**Job**
How many of the lines that follow contain the word "文段没有提及"? Give only the number.

**Dataset rows**
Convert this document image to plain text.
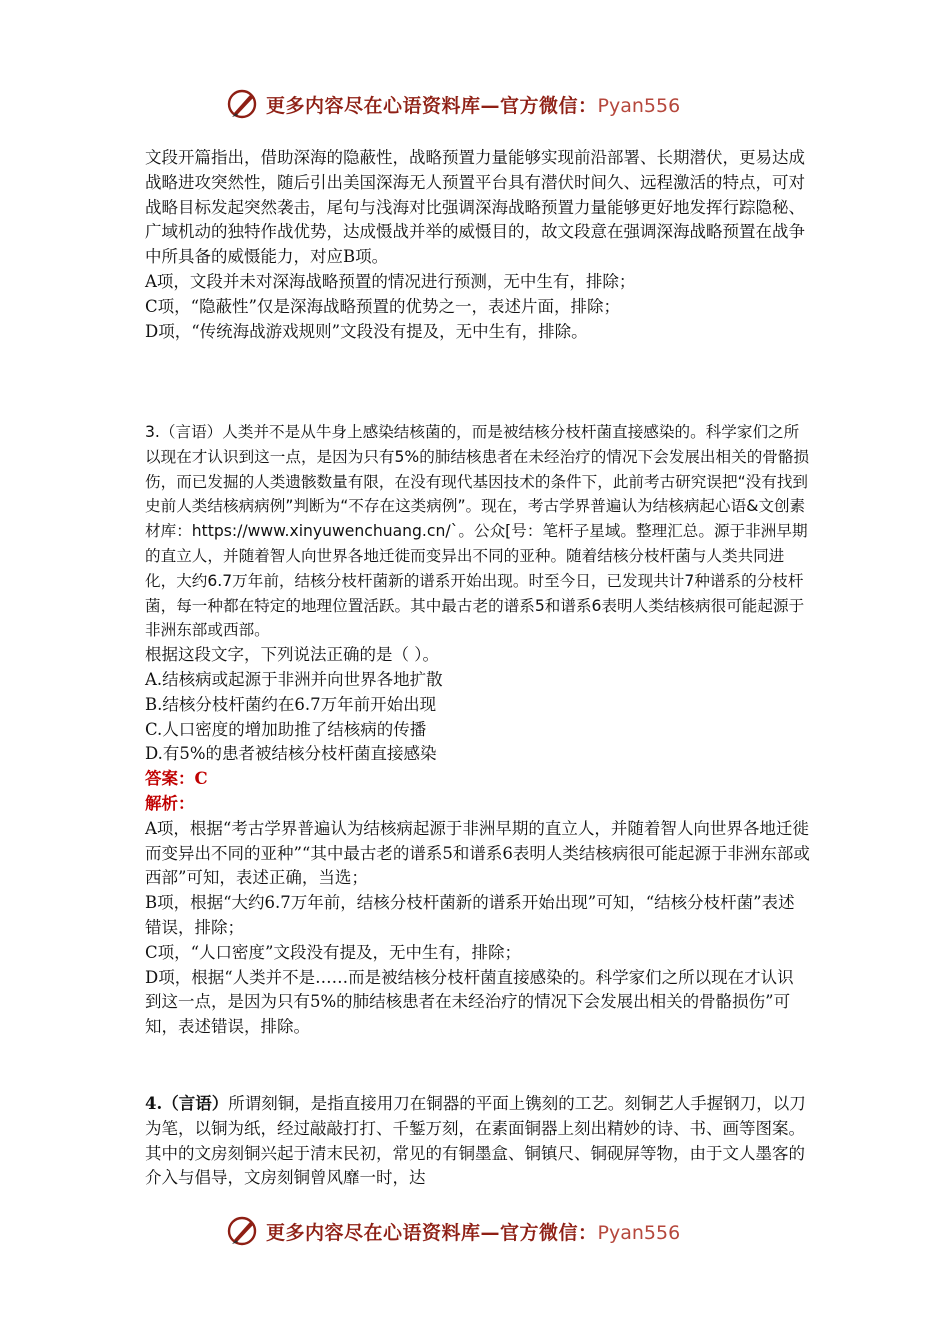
更多内容尽在心语资料库—官方微信：Pyan556

文段开篇指出，借助深海的隐蔽性，战略预置力量能够实现前沿部署、长期潜伏，更易达成战略进攻突然性，随后引出美国深海无人预置平台具有潜伏时间久、远程激活的特点，可对战略目标发起突然袭击，尾句与浅海对比强调深海战略预置力量能够更好地发挥行踪隐秘、广域机动的独特作战优势，达成慑战并举的威慑目的，故文段意在强调深海战略预置在战争中所具备的威慑能力，对应B项。

A项，文段并未对深海战略预置的情况进行预测，无中生有，排除；

C项，“隐蔽性”仅是深海战略预置的优势之一，表述片面，排除；

D项，“传统海战游戏规则”文段没有提及，无中生有，排除。

3.（言语）人类并不是从牛身上感染结核菌的，而是被结核分枝杆菌直接感染的。科学家们之所以现在才认识到这一点，是因为只有5%的肺结核患者在未经治疗的情况下会发展出相关的骨骼损伤，而已发掘的人类遗骸数量有限，在没有现代基因技术的条件下，此前考古研究误把“没有找到史前人类结核病病例”判断为“不存在这类病例”。现在，考古学界普遍认为结核病起心语&文创素材库：https://www.xinyuwenchuang.cn/`。公众[号：笔杆子星域。整理汇总。源于非洲早期的直立人，并随着智人向世界各地迁徙而变异出不同的亚种。随着结核分枝杆菌与人类共同进化，大约6.7万年前，结核分枝杆菌新的谱系开始出现。时至今日，已发现共计7种谱系的分枝杆菌，每一种都在特定的地理位置活跃。其中最古老的谱系5和谱系6表明人类结核病很可能起源于非洲东部或西部。

根据这段文字，下列说法正确的是（ ）。

A.结核病或起源于非洲并向世界各地扩散

B.结核分枝杆菌约在6.7万年前开始出现

C.人口密度的增加助推了结核病的传播

D.有5%的患者被结核分枝杆菌直接感染

答案：C

解析：

A项，根据“考古学界普遍认为结核病起源于非洲早期的直立人，并随着智人向世界各地迁徙而变异出不同的亚种”“其中最古老的谱系5和谱系6表明人类结核病很可能起源于非洲东部或西部”可知，表述正确，当选；

B项，根据“大约6.7万年前，结核分枝杆菌新的谱系开始出现”可知，“结核分枝杆菌”表述错误，排除；

C项，“人口密度”文段没有提及，无中生有，排除；

D项，根据“人类并不是……而是被结核分枝杆菌直接感染的。科学家们之所以现在才认识到这一点，是因为只有5%的肺结核患者在未经治疗的情况下会发展出相关的骨骼损伤”可知，表述错误，排除。

4.（言语）所谓刻铜，是指直接用刀在铜器的平面上镌刻的工艺。刻铜艺人手握钢刀，以刀为笔，以铜为纸，经过敲敲打打、千錾万刻，在素面铜器上刻出精妙的诗、书、画等图案。其中的文房刻铜兴起于清末民初，常见的有铜墨盒、铜镇尺、铜砚屏等物，由于文人墨客的介入与倡导，文房刻铜曾风靡一时，达

更多内容尽在心语资料库—官方微信：Pyan556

**Answer for the task**
2